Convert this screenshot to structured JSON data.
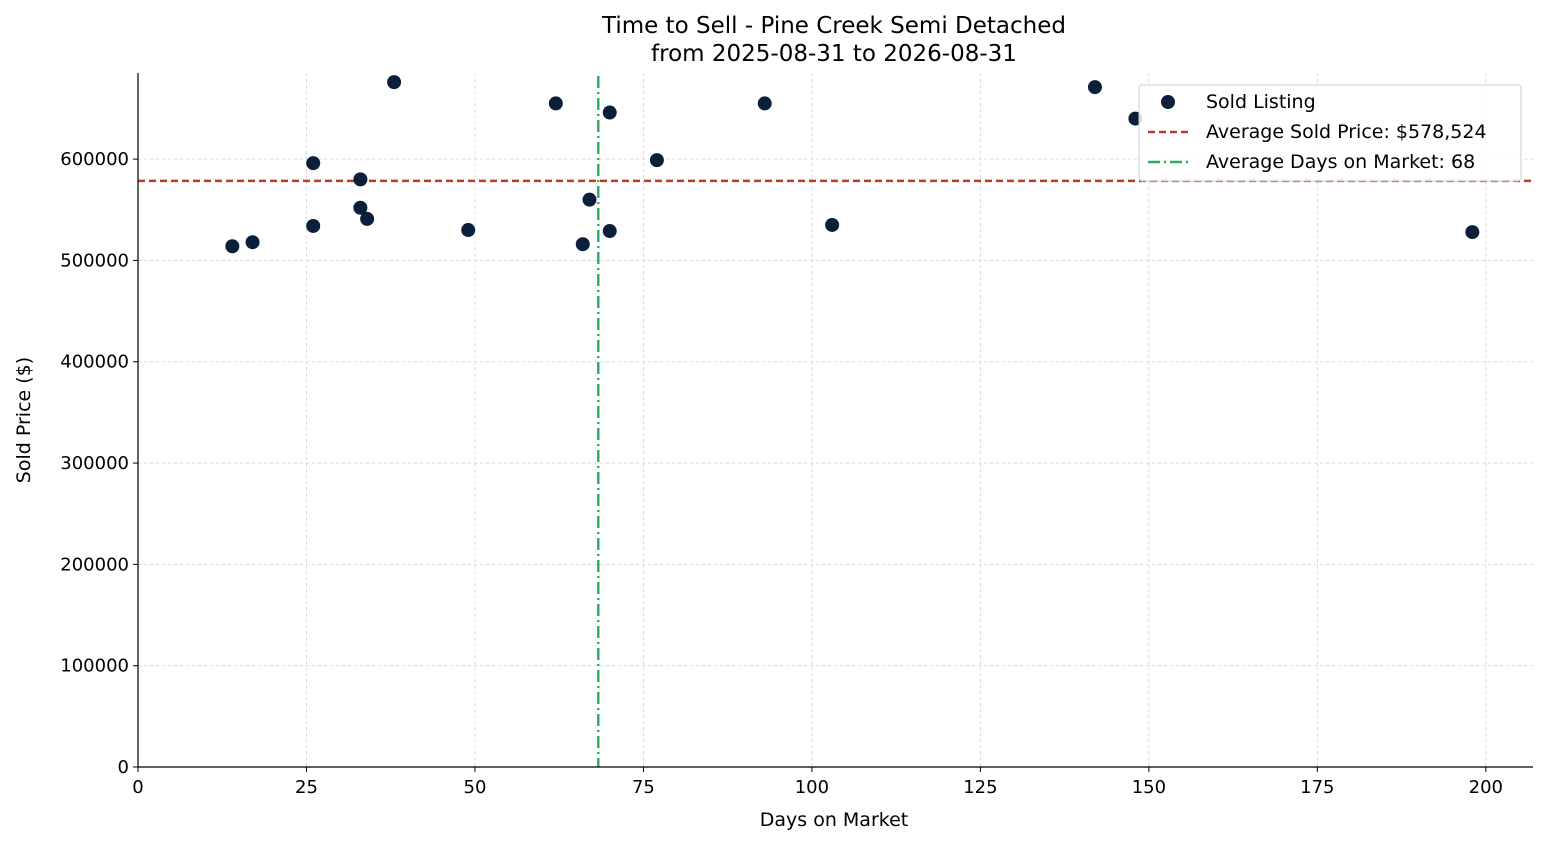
{
  "chart_data": {
    "type": "scatter",
    "title": "Time to Sell - Pine Creek Semi Detached",
    "subtitle": "from 2025-08-31 to 2026-08-31",
    "xlabel": "Days on Market",
    "ylabel": "Sold Price ($)",
    "xlim": [
      0,
      207
    ],
    "ylim": [
      0,
      685000
    ],
    "xticks": [
      "0",
      "25",
      "50",
      "75",
      "100",
      "125",
      "150",
      "175",
      "200"
    ],
    "xtick_values": [
      0,
      25,
      50,
      75,
      100,
      125,
      150,
      175,
      200
    ],
    "yticks": [
      "0",
      "100000",
      "200000",
      "300000",
      "400000",
      "500000",
      "600000"
    ],
    "ytick_values": [
      0,
      100000,
      200000,
      300000,
      400000,
      500000,
      600000
    ],
    "grid": true,
    "legend_position": "top-right",
    "series": [
      {
        "name": "Sold Listing",
        "color": "#0b1f3a",
        "points": [
          {
            "x": 14,
            "y": 514000
          },
          {
            "x": 17,
            "y": 518000
          },
          {
            "x": 26,
            "y": 596000
          },
          {
            "x": 26,
            "y": 534000
          },
          {
            "x": 33,
            "y": 580000
          },
          {
            "x": 33,
            "y": 552000
          },
          {
            "x": 34,
            "y": 541000
          },
          {
            "x": 38,
            "y": 676000
          },
          {
            "x": 49,
            "y": 530000
          },
          {
            "x": 62,
            "y": 655000
          },
          {
            "x": 66,
            "y": 516000
          },
          {
            "x": 67,
            "y": 560000
          },
          {
            "x": 70,
            "y": 646000
          },
          {
            "x": 70,
            "y": 529000
          },
          {
            "x": 77,
            "y": 599000
          },
          {
            "x": 93,
            "y": 655000
          },
          {
            "x": 103,
            "y": 535000
          },
          {
            "x": 142,
            "y": 671000
          },
          {
            "x": 148,
            "y": 640000
          },
          {
            "x": 198,
            "y": 528000
          }
        ]
      }
    ],
    "reference_lines": [
      {
        "name": "Average Sold Price: $578,524",
        "orientation": "horizontal",
        "value": 578524,
        "color": "#c0392b",
        "style": "dashed"
      },
      {
        "name": "Average Days on Market: 68",
        "orientation": "vertical",
        "value": 68.3,
        "color": "#27ae60",
        "style": "dashdot"
      }
    ]
  }
}
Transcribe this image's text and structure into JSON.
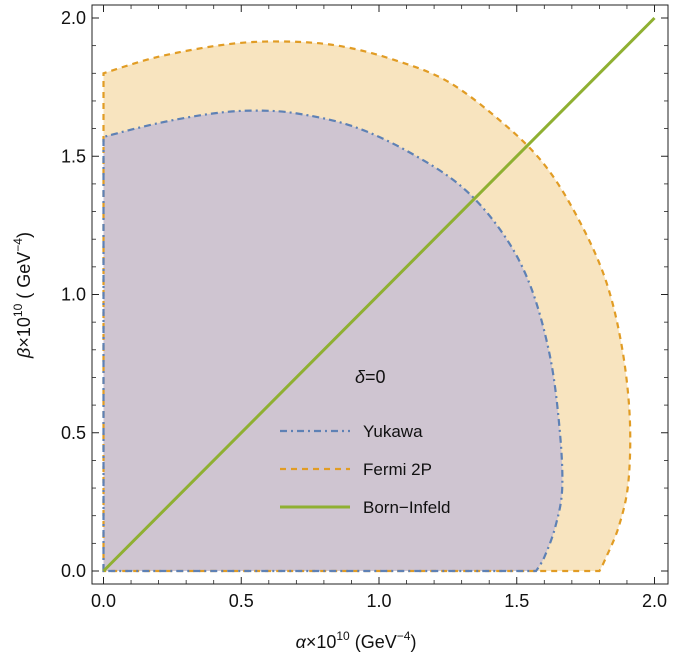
{
  "chart_data": {
    "type": "area",
    "annotation": {
      "symbol": "δ",
      "text": "=0"
    },
    "xlabel": {
      "symbol": "α",
      "mult": "×10",
      "exp": "10",
      "unit": " (GeV",
      "unit_exp": "−4",
      "close": ")"
    },
    "ylabel": {
      "symbol": "β",
      "mult": "×10",
      "exp": "10",
      "unit": " ( GeV",
      "unit_exp": "−4",
      "close": ")"
    },
    "xlim": [
      0.0,
      2.0
    ],
    "ylim": [
      0.0,
      2.0
    ],
    "x_ticks": [
      0.0,
      0.5,
      1.0,
      1.5,
      2.0
    ],
    "y_ticks": [
      0.0,
      0.5,
      1.0,
      1.5,
      2.0
    ],
    "x_tick_labels": [
      "0.0",
      "0.5",
      "1.0",
      "1.5",
      "2.0"
    ],
    "y_tick_labels": [
      "0.0",
      "0.5",
      "1.0",
      "1.5",
      "2.0"
    ],
    "legend_placement": "center",
    "series": [
      {
        "name": "Yukawa",
        "style": "dash-dot",
        "color": "#5e81b5",
        "fill": "#c8c0d4",
        "boundary": [
          [
            0.0,
            0.0
          ],
          [
            0.0,
            1.57
          ],
          [
            0.2,
            1.62
          ],
          [
            0.4,
            1.655
          ],
          [
            0.55,
            1.665
          ],
          [
            0.7,
            1.655
          ],
          [
            0.9,
            1.61
          ],
          [
            1.1,
            1.52
          ],
          [
            1.3,
            1.39
          ],
          [
            1.45,
            1.22
          ],
          [
            1.55,
            1.03
          ],
          [
            1.62,
            0.78
          ],
          [
            1.655,
            0.52
          ],
          [
            1.665,
            0.3
          ],
          [
            1.64,
            0.16
          ],
          [
            1.6,
            0.05
          ],
          [
            1.57,
            0.0
          ]
        ]
      },
      {
        "name": "Fermi 2P",
        "style": "dashed",
        "color": "#e19c24",
        "fill": "#f7dfb4",
        "boundary": [
          [
            0.0,
            0.0
          ],
          [
            0.0,
            1.8
          ],
          [
            0.2,
            1.86
          ],
          [
            0.45,
            1.905
          ],
          [
            0.65,
            1.915
          ],
          [
            0.85,
            1.9
          ],
          [
            1.05,
            1.85
          ],
          [
            1.25,
            1.77
          ],
          [
            1.45,
            1.62
          ],
          [
            1.6,
            1.47
          ],
          [
            1.72,
            1.28
          ],
          [
            1.82,
            1.06
          ],
          [
            1.88,
            0.82
          ],
          [
            1.91,
            0.56
          ],
          [
            1.905,
            0.32
          ],
          [
            1.87,
            0.16
          ],
          [
            1.82,
            0.04
          ],
          [
            1.8,
            0.0
          ]
        ]
      },
      {
        "name": "Born−Infeld",
        "style": "solid",
        "color": "#8fb032",
        "points": [
          [
            0.0,
            0.0
          ],
          [
            2.0,
            2.0
          ]
        ]
      }
    ]
  }
}
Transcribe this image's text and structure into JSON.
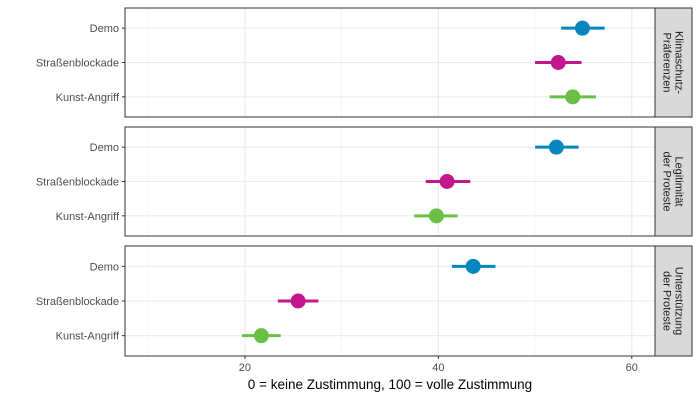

···

> _TO BE DONE_: Retype the whole listing, keeping every line identical and omitting all pictures.

> _COMPLETED EXERCISE_:
Convert this screenshot to structured JSON data.
{
  "chart_data": {
    "type": "scatter",
    "title": "Time to Sell - Pine Creek Semi Detached",
    "subtitle": "from 2025-08-31 to 2026-08-31",
    "xlabel": "Days on Market",
    "ylabel": "Sold Price ($)",
    "xlim": [
      0,
      207
    ],
    "ylim": [
      0,
      685000
    ],
    "xticks": [
      "0",
      "25",
      "50",
      "75",
      "100",
      "125",
      "150",
      "175",
      "200"
    ],
    "xtick_values": [
      0,
      25,
      50,
      75,
      100,
      125,
      150,
      175,
      200
    ],
    "yticks": [
      "0",
      "100000",
      "200000",
      "300000",
      "400000",
      "500000",
      "600000"
    ],
    "ytick_values": [
      0,
      100000,
      200000,
      300000,
      400000,
      500000,
      600000
    ],
    "grid": true,
    "legend_position": "top-right",
    "series": [
      {
        "name": "Sold Listing",
        "color": "#0b1f3a",
        "points": [
          {
            "x": 14,
            "y": 514000
          },
          {
            "x": 17,
            "y": 518000
          },
          {
            "x": 26,
            "y": 596000
          },
          {
            "x": 26,
            "y": 534000
          },
          {
            "x": 33,
            "y": 580000
          },
          {
            "x": 33,
            "y": 552000
          },
          {
            "x": 34,
            "y": 541000
          },
          {
            "x": 38,
            "y": 676000
          },
          {
            "x": 49,
            "y": 530000
          },
          {
            "x": 62,
            "y": 655000
          },
          {
            "x": 66,
            "y": 516000
          },
          {
            "x": 67,
            "y": 560000
          },
          {
            "x": 70,
            "y": 646000
          },
          {
            "x": 70,
            "y": 529000
          },
          {
            "x": 77,
            "y": 599000
          },
          {
            "x": 93,
            "y": 655000
          },
          {
            "x": 103,
            "y": 535000
          },
          {
            "x": 142,
            "y": 671000
          },
          {
            "x": 148,
            "y": 640000
          },
          {
            "x": 198,
            "y": 528000
          }
        ]
      }
    ],
    "reference_lines": [
      {
        "name": "Average Sold Price: $578,524",
        "orientation": "horizontal",
        "value": 578524,
        "color": "#c0392b",
        "style": "dashed"
      },
      {
        "name": "Average Days on Market: 68",
        "orientation": "vertical",
        "value": 68.3,
        "color": "#27ae60",
        "style": "dashdot"
      }
    ]
  }
}
Transcribe this image's text and structure into JSON.
{
  "chart_data": {
    "type": "area",
    "annotation": {
      "symbol": "δ",
      "text": "=0"
    },
    "xlabel": {
      "symbol": "α",
      "mult": "×10",
      "exp": "10",
      "unit": " (GeV",
      "unit_exp": "−4",
      "close": ")"
    },
    "ylabel": {
      "symbol": "β",
      "mult": "×10",
      "exp": "10",
      "unit": " ( GeV",
      "unit_exp": "−4",
      "close": ")"
    },
    "xlim": [
      0.0,
      2.0
    ],
    "ylim": [
      0.0,
      2.0
    ],
    "x_ticks": [
      0.0,
      0.5,
      1.0,
      1.5,
      2.0
    ],
    "y_ticks": [
      0.0,
      0.5,
      1.0,
      1.5,
      2.0
    ],
    "x_tick_labels": [
      "0.0",
      "0.5",
      "1.0",
      "1.5",
      "2.0"
    ],
    "y_tick_labels": [
      "0.0",
      "0.5",
      "1.0",
      "1.5",
      "2.0"
    ],
    "legend_placement": "center",
    "series": [
      {
        "name": "Yukawa",
        "style": "dash-dot",
        "color": "#5e81b5",
        "fill": "#c8c0d4",
        "boundary": [
          [
            0.0,
            0.0
          ],
          [
            0.0,
            1.57
          ],
          [
            0.2,
            1.62
          ],
          [
            0.4,
            1.655
          ],
          [
            0.55,
            1.665
          ],
          [
            0.7,
            1.655
          ],
          [
            0.9,
            1.61
          ],
          [
            1.1,
            1.52
          ],
          [
            1.3,
            1.39
          ],
          [
            1.45,
            1.22
          ],
          [
            1.55,
            1.03
          ],
          [
            1.62,
            0.78
          ],
          [
            1.655,
            0.52
          ],
          [
            1.665,
            0.3
          ],
          [
            1.64,
            0.16
          ],
          [
            1.6,
            0.05
          ],
          [
            1.57,
            0.0
          ]
        ]
      },
      {
        "name": "Fermi 2P",
        "style": "dashed",
        "color": "#e19c24",
        "fill": "#f7dfb4",
        "boundary": [
          [
            0.0,
            0.0
          ],
          [
            0.0,
            1.8
          ],
          [
            0.2,
            1.86
          ],
          [
            0.45,
            1.905
          ],
          [
            0.65,
            1.915
          ],
          [
            0.85,
            1.9
          ],
          [
            1.05,
            1.85
          ],
          [
            1.25,
            1.77
          ],
          [
            1.45,
            1.62
          ],
          [
            1.6,
            1.47
          ],
          [
            1.72,
            1.28
          ],
          [
            1.82,
            1.06
          ],
          [
            1.88,
            0.82
          ],
          [
            1.91,
            0.56
          ],
          [
            1.905,
            0.32
          ],
          [
            1.87,
            0.16
          ],
          [
            1.82,
            0.04
          ],
          [
            1.8,
            0.0
          ]
        ]
      },
      {
        "name": "Born−Infeld",
        "style": "solid",
        "color": "#8fb032",
        "points": [
          [
            0.0,
            0.0
          ],
          [
            2.0,
            2.0
          ]
        ]
      }
    ]
  }
}
Transcribe this image's text and structure into JSON.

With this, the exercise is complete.